### Requirements:
Gather the lines below that include the string "text", copying each in full.

(Stored entries)

=-=-=

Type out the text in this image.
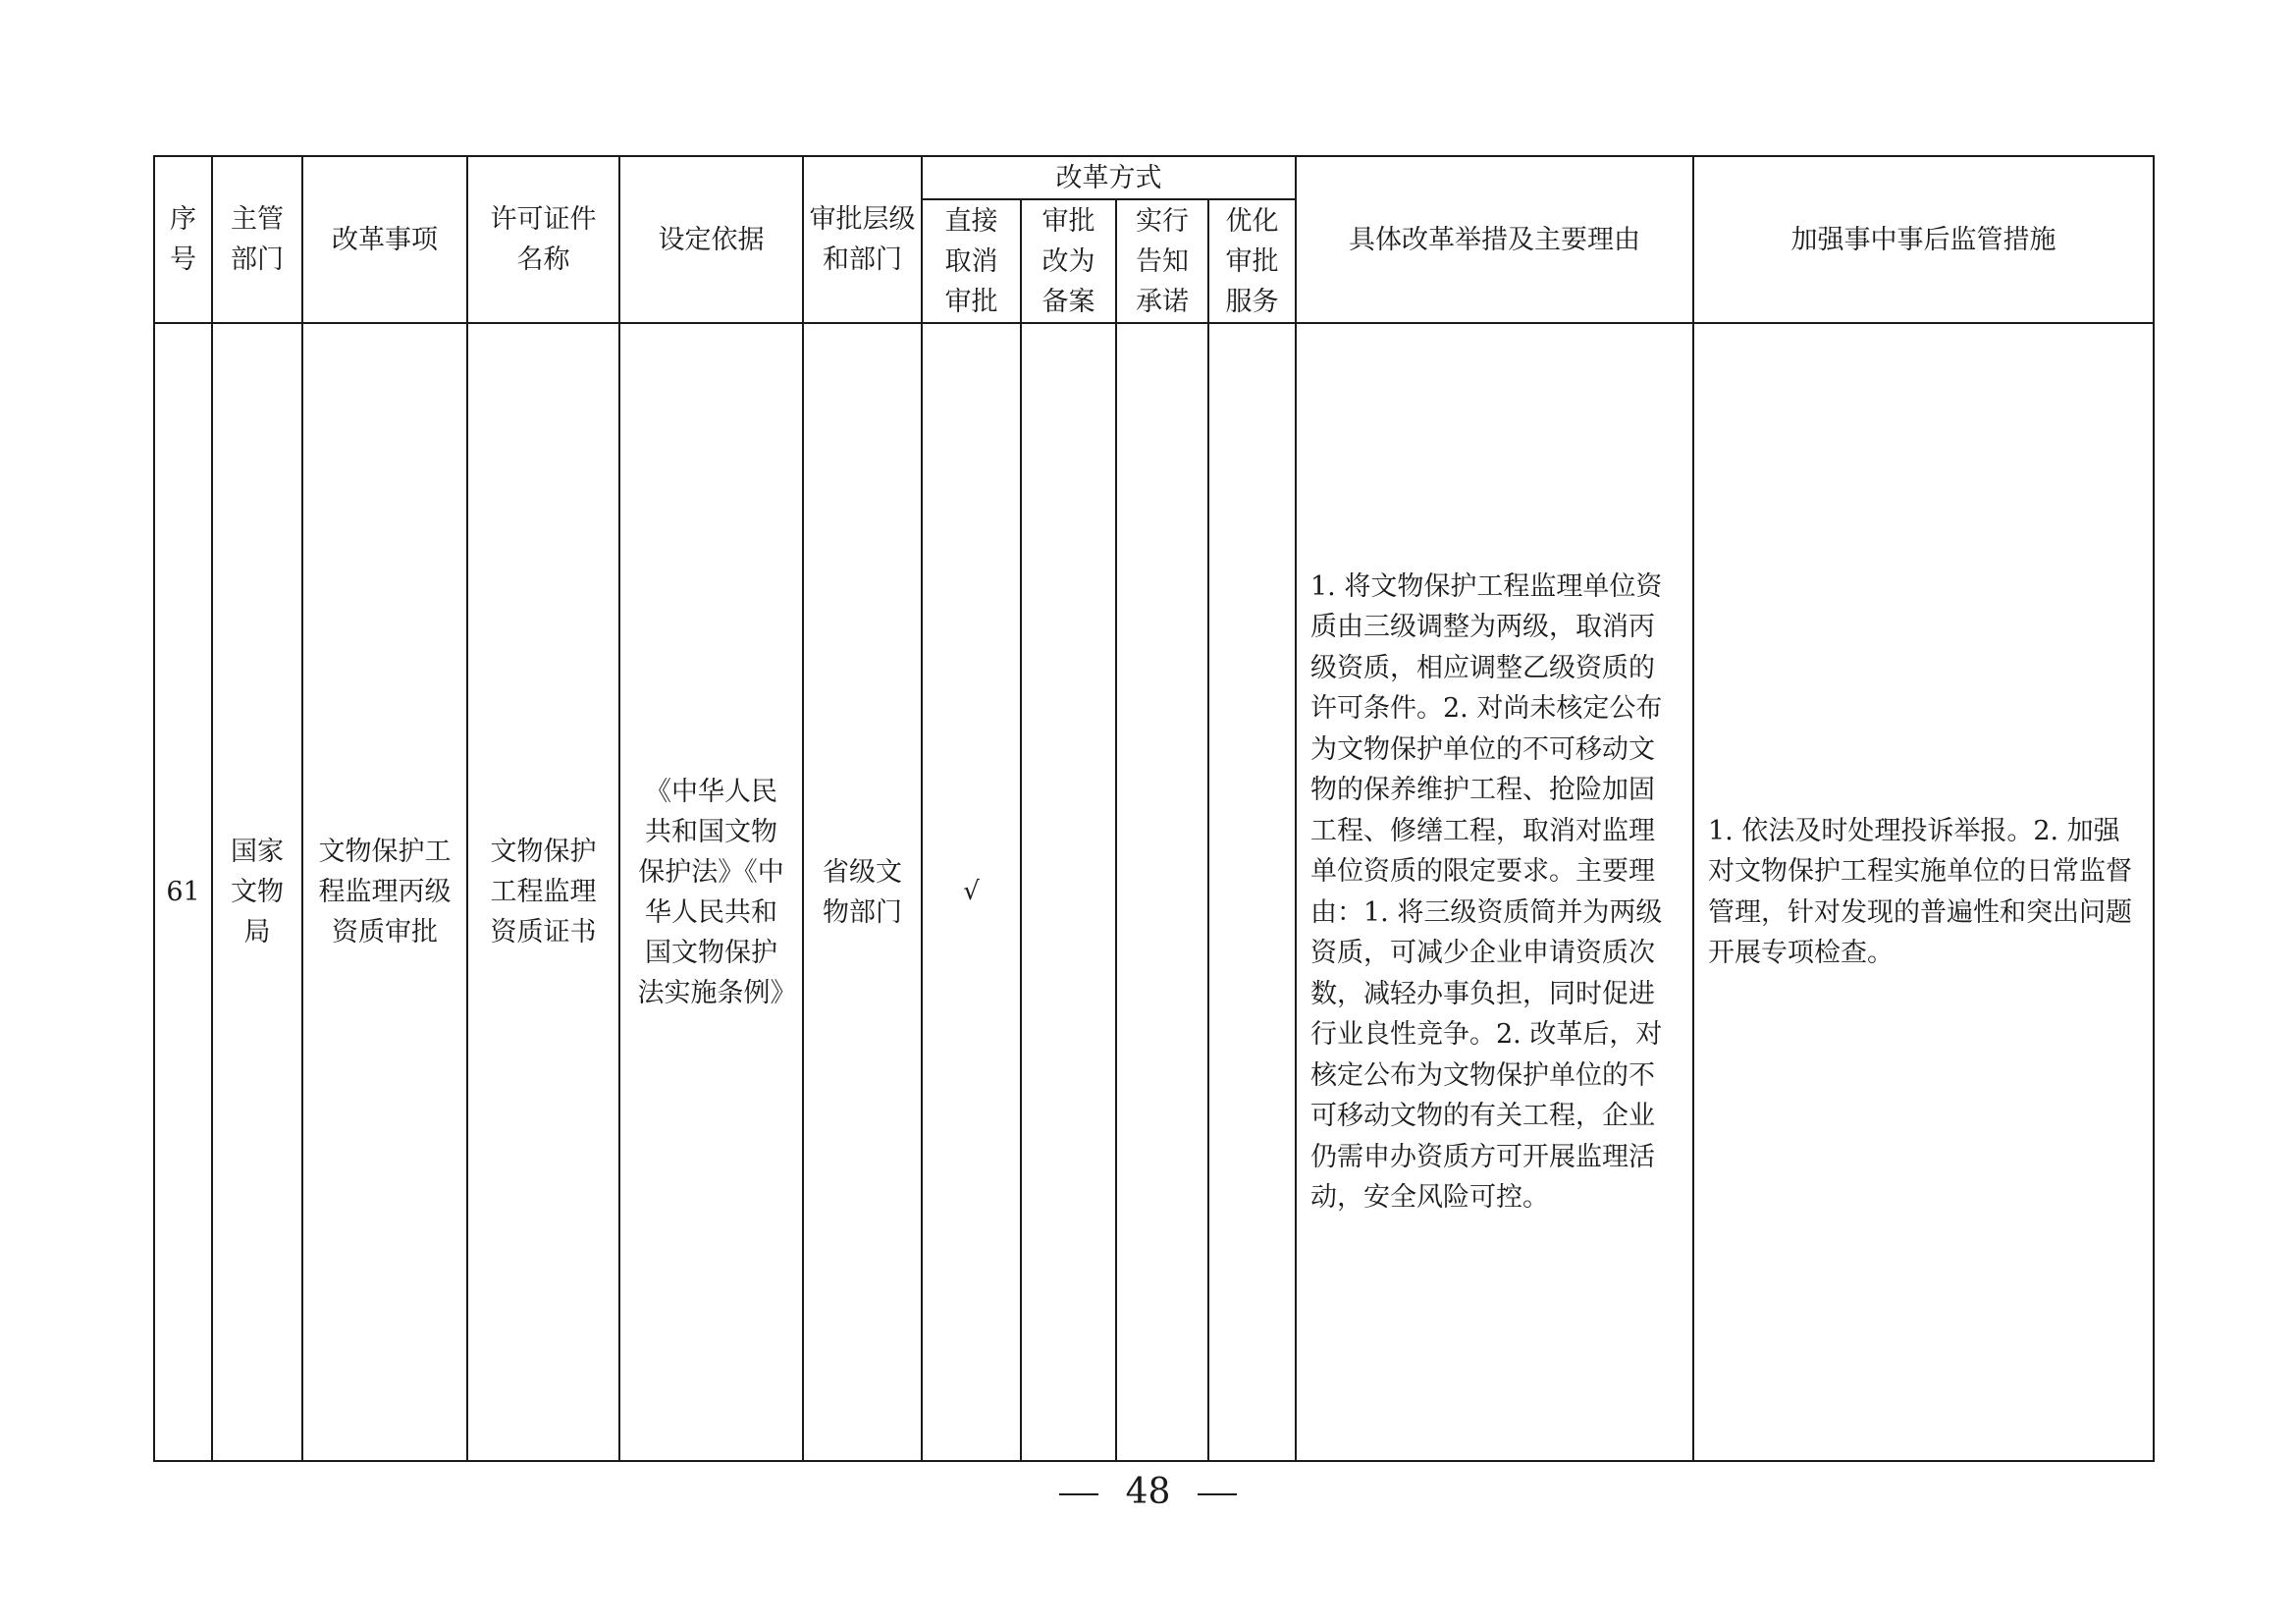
序号	主管部门	改革事项	许可证件名称	设定依据	审批层级和部门	改革方式				具体改革举措及主要理由	加强事中事后监管措施

						直接取消审批	审批改为备案	实行告知承诺	优化审批服务		

61	国家文物局	文物保护工程监理丙级资质审批	文物保护工程监理资质证书	《中华人民共和国文物保护法》《中华人民共和国文物保护法实施条例》	省级文物部门	√				1. 将文物保护工程监理单位资质由三级调整为两级，取消丙级资质，相应调整乙级资质的许可条件。2. 对尚未核定公布为文物保护单位的不可移动文物的保养维护工程、抢险加固工程、修缮工程，取消对监理单位资质的限定要求。主要理由：1. 将三级资质简并为两级资质，可减少企业申请资质次数，减轻办事负担，同时促进行业良性竞争。2. 改革后，对核定公布为文物保护单位的不可移动文物的有关工程，企业仍需申办资质方可开展监理活动，安全风险可控。	1. 依法及时处理投诉举报。2. 加强对文物保护工程实施单位的日常监督管理，针对发现的普遍性和突出问题开展专项检查。
48
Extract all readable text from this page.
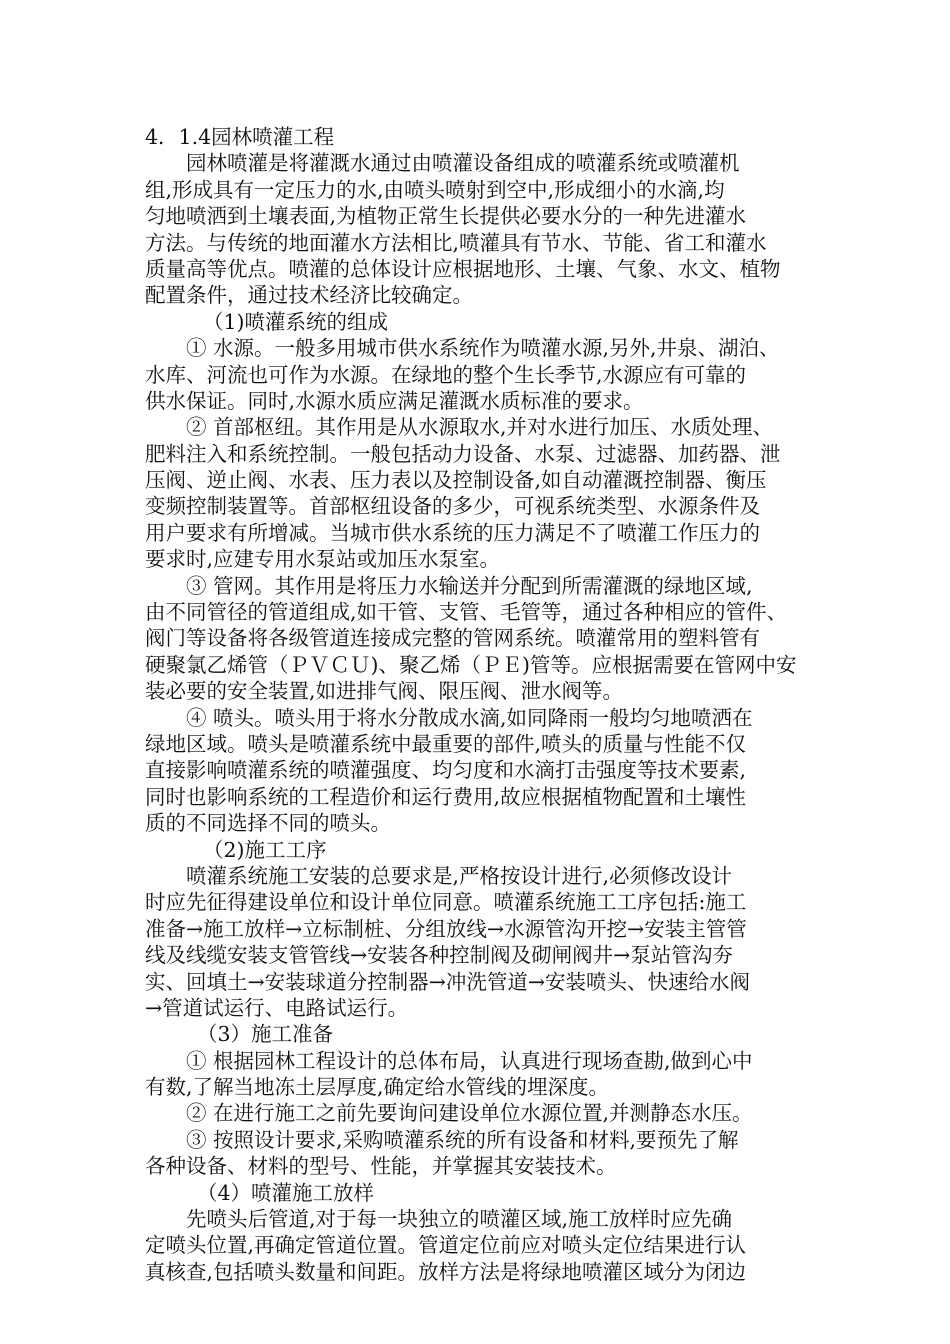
4．1.4园林喷灌工程
园林喷灌是将灌溉水通过由喷灌设备组成的喷灌系统或喷灌机
组,形成具有一定压力的水,由喷头喷射到空中,形成细小的水滴,均
匀地喷洒到土壤表面,为植物正常生长提供必要水分的一种先进灌水
方法。与传统的地面灌水方法相比,喷灌具有节水、节能、省工和灌水
质量高等优点。喷灌的总体设计应根据地形、土壤、气象、水文、植物
配置条件，通过技术经济比较确定。
（1)喷灌系统的组成
① 水源。一般多用城市供水系统作为喷灌水源,另外,井泉、湖泊、
水库、河流也可作为水源。在绿地的整个生长季节,水源应有可靠的
供水保证。同时,水源水质应满足灌溉水质标准的要求。
② 首部枢纽。其作用是从水源取水,并对水进行加压、水质处理、
肥料注入和系统控制。一般包括动力设备、水泵、过滤器、加药器、泄
压阀、逆止阀、水表、压力表以及控制设备,如自动灌溉控制器、衡压
变频控制装置等。首部枢纽设备的多少，可视系统类型、水源条件及
用户要求有所增减。当城市供水系统的压力满足不了喷灌工作压力的
要求时,应建专用水泵站或加压水泵室。
③ 管网。其作用是将压力水输送并分配到所需灌溉的绿地区域,
由不同管径的管道组成,如干管、支管、毛管等，通过各种相应的管件、
阀门等设备将各级管道连接成完整的管网系统。喷灌常用的塑料管有
硬聚氯乙烯管（ＰＶＣＵ)、聚乙烯（ＰＥ)管等。应根据需要在管网中安
装必要的安全装置,如进排气阀、限压阀、泄水阀等。
④ 喷头。喷头用于将水分散成水滴,如同降雨一般均匀地喷洒在
绿地区域。喷头是喷灌系统中最重要的部件,喷头的质量与性能不仅
直接影响喷灌系统的喷灌强度、均匀度和水滴打击强度等技术要素,
同时也影响系统的工程造价和运行费用,故应根据植物配置和土壤性
质的不同选择不同的喷头。
（2)施工工序
喷灌系统施工安装的总要求是,严格按设计进行,必须修改设计
时应先征得建设单位和设计单位同意。喷灌系统施工工序包括:施工
准备→施工放样→立标制桩、分组放线→水源管沟开挖→安装主管管
线及线缆安装支管管线→安装各种控制阀及砌闸阀井→泵站管沟夯
实、回填土→安装球道分控制器→冲洗管道→安装喷头、快速给水阀
→管道试运行、电路试运行。
（3）施工准备
① 根据园林工程设计的总体布局，认真进行现场查勘,做到心中
有数,了解当地冻土层厚度,确定给水管线的埋深度。
② 在进行施工之前先要询问建设单位水源位置,并测静态水压。
③ 按照设计要求,采购喷灌系统的所有设备和材料,要预先了解
各种设备、材料的型号、性能，并掌握其安装技术。
（4）喷灌施工放样
先喷头后管道,对于每一块独立的喷灌区域,施工放样时应先确
定喷头位置,再确定管道位置。管道定位前应对喷头定位结果进行认
真核查,包括喷头数量和间距。放样方法是将绿地喷灌区域分为闭边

=-=-=

### Output for this task:
Type out the text in this image.
Extract all readable text from this page.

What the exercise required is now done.